Verilen metin ->
====

SOMA’DA İŞÇİ MECLİSİ’NDEN BAĞIMSIZ MADEN İŞÇİLERİ SENDİKASI’NA
Önce Turgut Uyar’ın dizeleri arasında dolaşalım biraz:
Farkediverdi birdenbire / –bu çiçek yarın açacak / –koskoca bir tarih olacak / (…) / adamlar –Hayri işçiler sözünü bilmiyor daha– / borular çıkardılar yukarı / (…) / Hayri ansızın bir yunusu hatırladı / kendi derisi içinde terleyen / kendi derisine dar gelen / (…) / gökyüzü dünya ve sokaklar / işte apaçıktı / (…) / hazırlandın diyelim bir yolculuğa / “bu, yalnızlığa da olabilir” diyor birisi / dayanıklı mısın bakalım / (…) /”çocuklardan kalma şeyler bunlar” / diyor matrağa düşkün biri / “nasıl olsa yenilir” / (…) / matrağa alışkınım aslında ama / ille kayayı delen incir, / suları aşan gemi!”
Ve şimdi Soma’ya uzanalım, madende çalışmaktan hastalanan iki bine yakın insanın yaşadığı, on binlerce insanın bankalara kredi borcu olduğu, krizin gölgesinde ufuktaki yeni işten çıkarmaların konuşulduğu Soma’ya… Katliamdan dört yıl sonra, geçtiğimiz haziranda kurulan Bağımsız Maden İşçileri Sendikası, termik santralin dumana boğduğu kente yeni bir soluk getirmeye çalışıyor. Sendikanın başkanı, maden işçisi Tahir Çetin’e bağlanıyoruz.
Maden işçiliğine nasıl başladınız? Daha önce ne iş yapıyordunuz?
Tahir Çetin: 2004’te başladım. Daha önce tütün yetiştiriyor, hayvancılık yapıyordum. Devlet tütüne kota koyunca, keçiler de gelir getirmeyince onları satıp madenciliğe başladım. Ondan bu yana da çalışıyorum. Başka sigortalı bir işte çalışmadım. Tüm ailem çiftçilikten geliyor. Yetişmem zaten oradan oldu. Ana, baba, atalarımız, hepsi Soma’ya komşu Kınık ilçesinin yerlisi. Çoğu madenci gibi Soma yakınlarında yaşıyorum. Göçmenliğimiz yok. Yıllardır kendi topraklarımızda geçinmeye çalışıyoruz. Şimdi dahi on tane hayvanım var, zeytinlikle, bağ bahçeyle de uğraşıyorum. Tütün, domates, pamuk gibi işler yapamıyorum, ama toprakla ufak tefek uğraşmaya devam ediyorum.
Eşiniz, çocuklarınız madenden ayrılmanı istiyor mu?
Yok, istemiyor. Tarımdan bir şey kazanılmadığı için aylık geliri olan işler daha iyi. Böylece günlük giderleri karşılıyoruz. Tarımdan kazandığınla alışveriş yapamıyorsun, evi geçindiremiyorsun.

====

Veri kümesi kayıtları ->
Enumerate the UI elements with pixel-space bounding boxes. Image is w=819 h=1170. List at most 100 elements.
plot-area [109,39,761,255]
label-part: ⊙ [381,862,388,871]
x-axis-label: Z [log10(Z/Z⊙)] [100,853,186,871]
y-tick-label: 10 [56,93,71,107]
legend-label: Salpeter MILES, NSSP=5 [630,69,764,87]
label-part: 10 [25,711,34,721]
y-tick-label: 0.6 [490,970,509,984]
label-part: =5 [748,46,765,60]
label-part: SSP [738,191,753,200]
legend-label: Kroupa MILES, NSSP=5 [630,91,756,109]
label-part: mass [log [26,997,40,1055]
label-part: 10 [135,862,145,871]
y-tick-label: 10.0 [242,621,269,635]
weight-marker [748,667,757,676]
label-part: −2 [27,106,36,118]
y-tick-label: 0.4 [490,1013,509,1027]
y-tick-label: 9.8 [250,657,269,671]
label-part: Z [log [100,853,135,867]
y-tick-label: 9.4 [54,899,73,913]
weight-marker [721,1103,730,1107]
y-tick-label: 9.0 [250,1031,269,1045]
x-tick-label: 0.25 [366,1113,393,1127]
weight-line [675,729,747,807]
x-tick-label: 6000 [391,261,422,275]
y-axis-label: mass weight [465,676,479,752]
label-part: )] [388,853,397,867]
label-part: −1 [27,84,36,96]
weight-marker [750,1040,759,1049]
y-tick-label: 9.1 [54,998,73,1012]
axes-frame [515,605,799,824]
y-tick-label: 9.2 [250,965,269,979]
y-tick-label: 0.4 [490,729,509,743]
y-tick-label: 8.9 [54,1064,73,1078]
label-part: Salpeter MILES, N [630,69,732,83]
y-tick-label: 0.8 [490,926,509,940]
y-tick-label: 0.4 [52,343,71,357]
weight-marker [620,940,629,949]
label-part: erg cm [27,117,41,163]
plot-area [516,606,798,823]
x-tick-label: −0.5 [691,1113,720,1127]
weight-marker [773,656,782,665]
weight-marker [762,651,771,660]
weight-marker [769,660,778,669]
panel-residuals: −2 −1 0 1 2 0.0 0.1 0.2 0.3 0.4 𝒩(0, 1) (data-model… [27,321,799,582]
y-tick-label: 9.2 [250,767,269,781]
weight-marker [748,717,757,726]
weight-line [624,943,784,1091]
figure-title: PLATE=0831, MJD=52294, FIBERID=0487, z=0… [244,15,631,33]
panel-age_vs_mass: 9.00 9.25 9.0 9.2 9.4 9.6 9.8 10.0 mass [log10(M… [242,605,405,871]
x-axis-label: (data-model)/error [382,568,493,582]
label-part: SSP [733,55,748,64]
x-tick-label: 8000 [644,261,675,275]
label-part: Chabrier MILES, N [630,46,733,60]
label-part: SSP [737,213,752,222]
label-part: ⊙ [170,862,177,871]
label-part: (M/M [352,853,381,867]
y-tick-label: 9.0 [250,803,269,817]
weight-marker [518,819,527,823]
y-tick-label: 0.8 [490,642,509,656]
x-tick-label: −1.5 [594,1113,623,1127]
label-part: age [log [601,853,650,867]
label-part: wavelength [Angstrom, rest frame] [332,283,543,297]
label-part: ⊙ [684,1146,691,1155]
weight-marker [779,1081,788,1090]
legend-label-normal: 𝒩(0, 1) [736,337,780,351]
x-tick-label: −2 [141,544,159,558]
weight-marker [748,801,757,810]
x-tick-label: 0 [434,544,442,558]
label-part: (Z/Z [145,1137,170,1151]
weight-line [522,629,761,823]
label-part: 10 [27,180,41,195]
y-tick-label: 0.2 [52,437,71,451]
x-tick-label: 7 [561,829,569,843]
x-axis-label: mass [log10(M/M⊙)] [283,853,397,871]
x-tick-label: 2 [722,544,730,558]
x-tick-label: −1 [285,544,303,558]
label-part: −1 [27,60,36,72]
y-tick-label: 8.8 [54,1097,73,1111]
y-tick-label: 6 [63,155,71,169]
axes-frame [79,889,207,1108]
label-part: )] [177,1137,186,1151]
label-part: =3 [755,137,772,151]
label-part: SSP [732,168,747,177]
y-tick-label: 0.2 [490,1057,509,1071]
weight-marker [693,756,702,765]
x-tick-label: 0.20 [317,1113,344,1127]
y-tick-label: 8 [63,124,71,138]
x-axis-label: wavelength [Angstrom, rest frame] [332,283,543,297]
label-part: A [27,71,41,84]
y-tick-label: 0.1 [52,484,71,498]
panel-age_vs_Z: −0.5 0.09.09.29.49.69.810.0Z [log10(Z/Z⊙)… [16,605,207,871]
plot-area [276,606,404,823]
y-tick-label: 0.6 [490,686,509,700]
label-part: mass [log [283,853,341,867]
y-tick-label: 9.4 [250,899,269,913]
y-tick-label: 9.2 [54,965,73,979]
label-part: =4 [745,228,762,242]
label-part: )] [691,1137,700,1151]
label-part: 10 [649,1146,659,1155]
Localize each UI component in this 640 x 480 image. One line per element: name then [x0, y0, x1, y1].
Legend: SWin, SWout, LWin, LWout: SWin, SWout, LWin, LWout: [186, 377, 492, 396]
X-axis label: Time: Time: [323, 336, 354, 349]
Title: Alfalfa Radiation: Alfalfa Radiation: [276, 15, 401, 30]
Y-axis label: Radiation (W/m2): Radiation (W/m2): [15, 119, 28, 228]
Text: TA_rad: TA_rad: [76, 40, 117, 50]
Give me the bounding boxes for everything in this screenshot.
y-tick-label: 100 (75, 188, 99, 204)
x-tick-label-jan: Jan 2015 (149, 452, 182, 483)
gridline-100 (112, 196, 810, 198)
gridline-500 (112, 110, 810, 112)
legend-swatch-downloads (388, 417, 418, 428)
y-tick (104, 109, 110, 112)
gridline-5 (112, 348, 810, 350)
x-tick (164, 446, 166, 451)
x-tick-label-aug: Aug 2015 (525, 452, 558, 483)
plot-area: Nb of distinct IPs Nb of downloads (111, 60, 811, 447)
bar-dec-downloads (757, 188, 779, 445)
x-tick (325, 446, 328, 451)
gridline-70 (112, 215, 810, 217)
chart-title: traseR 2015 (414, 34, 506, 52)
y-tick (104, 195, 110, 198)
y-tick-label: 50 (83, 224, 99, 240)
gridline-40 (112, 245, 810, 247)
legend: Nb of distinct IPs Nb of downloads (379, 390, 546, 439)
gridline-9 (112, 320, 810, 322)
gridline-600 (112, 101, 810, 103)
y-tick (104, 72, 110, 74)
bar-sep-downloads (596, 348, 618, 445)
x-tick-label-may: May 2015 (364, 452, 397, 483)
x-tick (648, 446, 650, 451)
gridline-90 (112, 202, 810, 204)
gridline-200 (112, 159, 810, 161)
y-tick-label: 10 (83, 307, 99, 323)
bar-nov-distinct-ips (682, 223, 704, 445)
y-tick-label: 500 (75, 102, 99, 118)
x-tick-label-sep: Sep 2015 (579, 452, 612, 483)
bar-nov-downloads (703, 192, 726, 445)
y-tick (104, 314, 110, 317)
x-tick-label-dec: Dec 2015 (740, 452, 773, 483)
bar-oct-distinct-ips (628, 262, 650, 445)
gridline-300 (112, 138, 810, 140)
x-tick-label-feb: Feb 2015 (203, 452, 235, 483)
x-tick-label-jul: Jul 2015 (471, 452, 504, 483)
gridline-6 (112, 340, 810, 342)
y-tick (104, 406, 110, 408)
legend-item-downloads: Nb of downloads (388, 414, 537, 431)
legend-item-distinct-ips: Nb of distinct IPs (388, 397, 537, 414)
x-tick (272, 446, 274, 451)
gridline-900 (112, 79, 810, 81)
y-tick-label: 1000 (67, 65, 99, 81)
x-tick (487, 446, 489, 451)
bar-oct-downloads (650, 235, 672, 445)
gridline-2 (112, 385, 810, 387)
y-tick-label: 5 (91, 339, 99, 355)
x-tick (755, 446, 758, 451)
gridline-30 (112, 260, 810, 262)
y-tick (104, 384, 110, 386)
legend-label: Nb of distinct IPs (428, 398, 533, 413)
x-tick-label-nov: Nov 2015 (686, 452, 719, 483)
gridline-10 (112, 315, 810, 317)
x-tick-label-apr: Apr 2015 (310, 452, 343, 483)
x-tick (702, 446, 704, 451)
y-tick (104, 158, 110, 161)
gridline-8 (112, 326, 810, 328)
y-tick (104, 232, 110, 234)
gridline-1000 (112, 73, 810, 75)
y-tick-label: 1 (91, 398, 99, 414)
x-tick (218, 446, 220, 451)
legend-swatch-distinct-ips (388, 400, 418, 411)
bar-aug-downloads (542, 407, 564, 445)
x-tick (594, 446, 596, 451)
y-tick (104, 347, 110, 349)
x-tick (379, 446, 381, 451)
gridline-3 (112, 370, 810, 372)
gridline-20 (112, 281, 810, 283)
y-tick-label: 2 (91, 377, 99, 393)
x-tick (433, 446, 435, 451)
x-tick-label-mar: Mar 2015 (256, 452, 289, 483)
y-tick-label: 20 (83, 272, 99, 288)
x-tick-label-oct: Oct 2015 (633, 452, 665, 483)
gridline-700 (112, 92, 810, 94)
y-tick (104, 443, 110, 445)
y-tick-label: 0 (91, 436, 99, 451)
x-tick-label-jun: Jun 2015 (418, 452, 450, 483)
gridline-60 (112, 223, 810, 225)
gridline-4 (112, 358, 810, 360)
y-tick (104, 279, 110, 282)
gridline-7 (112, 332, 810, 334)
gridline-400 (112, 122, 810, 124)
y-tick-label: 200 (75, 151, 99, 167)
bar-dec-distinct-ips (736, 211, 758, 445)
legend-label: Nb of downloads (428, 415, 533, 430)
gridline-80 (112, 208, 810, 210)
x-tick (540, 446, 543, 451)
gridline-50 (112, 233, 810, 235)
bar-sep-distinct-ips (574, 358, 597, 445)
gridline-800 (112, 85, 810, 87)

====

Kısa görev -> Bağımsız Maden İşçileri Sendikası başkanıyla yapılan Soma söyleşisini, verilen metnin son cümlesinden sonra gelecek biçimde yazarak sürdürün.

Alıştırma çıktısı ->
Başka bir yere göç etmeyi düşündünüz mü?
Ben dahil bu yörenin insanları 13 Mayıs 2014’ten sonra politik bir hal aldık. Öncesinde toplum üzerine pek bir düşüncemiz yoktu. Geleneksel olarak dışarıya kapalıydık. Kızı kendimizden alıyor, kendimize veriyoruz. Kınık ve Savaştepe’de maden işçiliği yapan, Alevi inancına sahip, diğerlerine mesafeli duran Türkmenlerden, Çepni halkındanız. Bu yüzden dışarıdan kız alınmıyordu. Herhangi bir bağlantı yoktu. İşadamı, büyük iş sahibi yoktu. Kendi yağımızla kavrulup gidiyorduk. Yaşamımızı böyle sürdürdüğümüz için İzmir’i, İstanbul’u ya da diğer illeri düşünmezdik. Ancak tarımın kötüleşmesiyle, ekonomik krizle beraber belki buradaki insanlar da gurbetçiliğin ne olduğunu tatmaya başlayacak.
Çepni olmanızdan mı kaynaklı bu dedikleriniz?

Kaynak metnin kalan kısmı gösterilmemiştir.